* Work instructions
Write out each line word for word. Drop pictures.

* Records from a collection
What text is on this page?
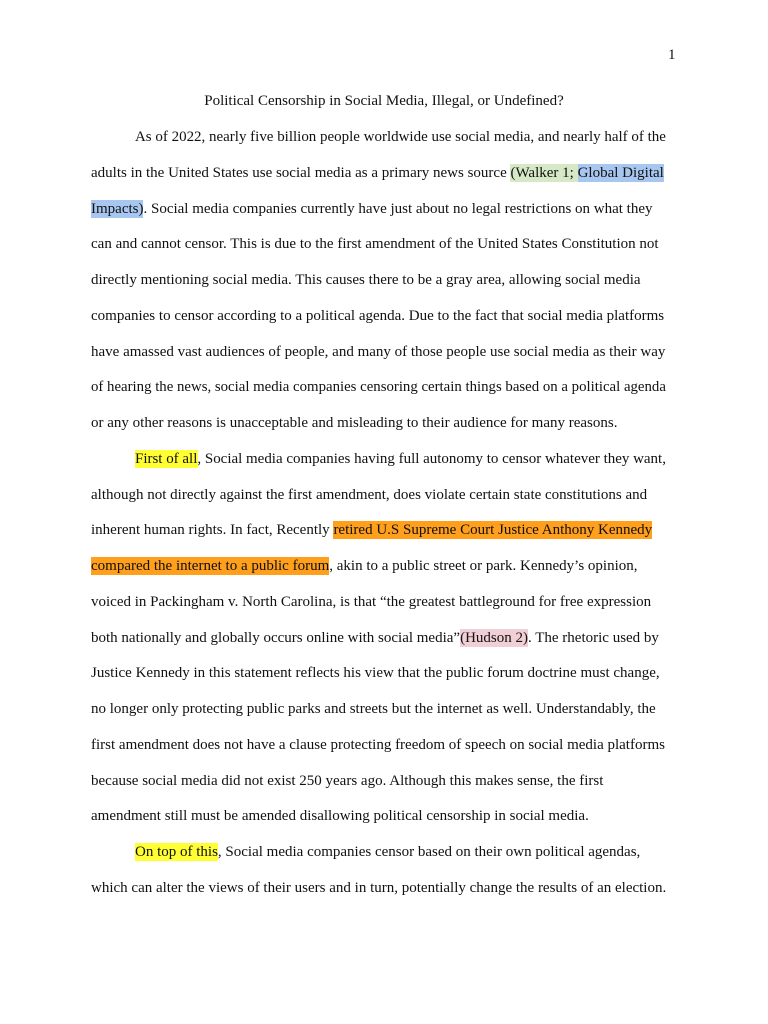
1
Political Censorship in Social Media, Illegal, or Undefined?
As of 2022, nearly five billion people worldwide use social media, and nearly half of the
adults in the United States use social media as a primary news source (Walker 1; Global Digital
Impacts). Social media companies currently have just about no legal restrictions on what they
can and cannot censor. This is due to the first amendment of the United States Constitution not
directly mentioning social media. This causes there to be a gray area, allowing social media
companies to censor according to a political agenda. Due to the fact that social media platforms
have amassed vast audiences of people, and many of those people use social media as their way
of hearing the news, social media companies censoring certain things based on a political agenda
or any other reasons is unacceptable and misleading to their audience for many reasons.
First of all, Social media companies having full autonomy to censor whatever they want,
although not directly against the first amendment, does violate certain state constitutions and
inherent human rights. In fact, Recently retired U.S Supreme Court Justice Anthony Kennedy
compared the internet to a public forum, akin to a public street or park. Kennedy’s opinion,
voiced in Packingham v. North Carolina, is that “the greatest battleground for free expression
both nationally and globally occurs online with social media”(Hudson 2). The rhetoric used by
Justice Kennedy in this statement reflects his view that the public forum doctrine must change,
no longer only protecting public parks and streets but the internet as well. Understandably, the
first amendment does not have a clause protecting freedom of speech on social media platforms
because social media did not exist 250 years ago. Although this makes sense, the first
amendment still must be amended disallowing political censorship in social media.
On top of this, Social media companies censor based on their own political agendas,
which can alter the views of their users and in turn, potentially change the results of an election.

* Answer to this problem
What text is on this page?
1
Political Censorship in Social Media, Illegal, or Undefined?
As of 2022, nearly five billion people worldwide use social media, and nearly half of the
adults in the United States use social media as a primary news source (Walker 1; Global Digital
Impacts). Social media companies currently have just about no legal restrictions on what they
can and cannot censor. This is due to the first amendment of the United States Constitution not
directly mentioning social media. This causes there to be a gray area, allowing social media
companies to censor according to a political agenda. Due to the fact that social media platforms
have amassed vast audiences of people, and many of those people use social media as their way
of hearing the news, social media companies censoring certain things based on a political agenda
or any other reasons is unacceptable and misleading to their audience for many reasons.
First of all, Social media companies having full autonomy to censor whatever they want,
although not directly against the first amendment, does violate certain state constitutions and
inherent human rights. In fact, Recently retired U.S Supreme Court Justice Anthony Kennedy
compared the internet to a public forum, akin to a public street or park. Kennedy’s opinion,
voiced in Packingham v. North Carolina, is that “the greatest battleground for free expression
both nationally and globally occurs online with social media”(Hudson 2). The rhetoric used by
Justice Kennedy in this statement reflects his view that the public forum doctrine must change,
no longer only protecting public parks and streets but the internet as well. Understandably, the
first amendment does not have a clause protecting freedom of speech on social media platforms
because social media did not exist 250 years ago. Although this makes sense, the first
amendment still must be amended disallowing political censorship in social media.
On top of this, Social media companies censor based on their own political agendas,
which can alter the views of their users and in turn, potentially change the results of an election.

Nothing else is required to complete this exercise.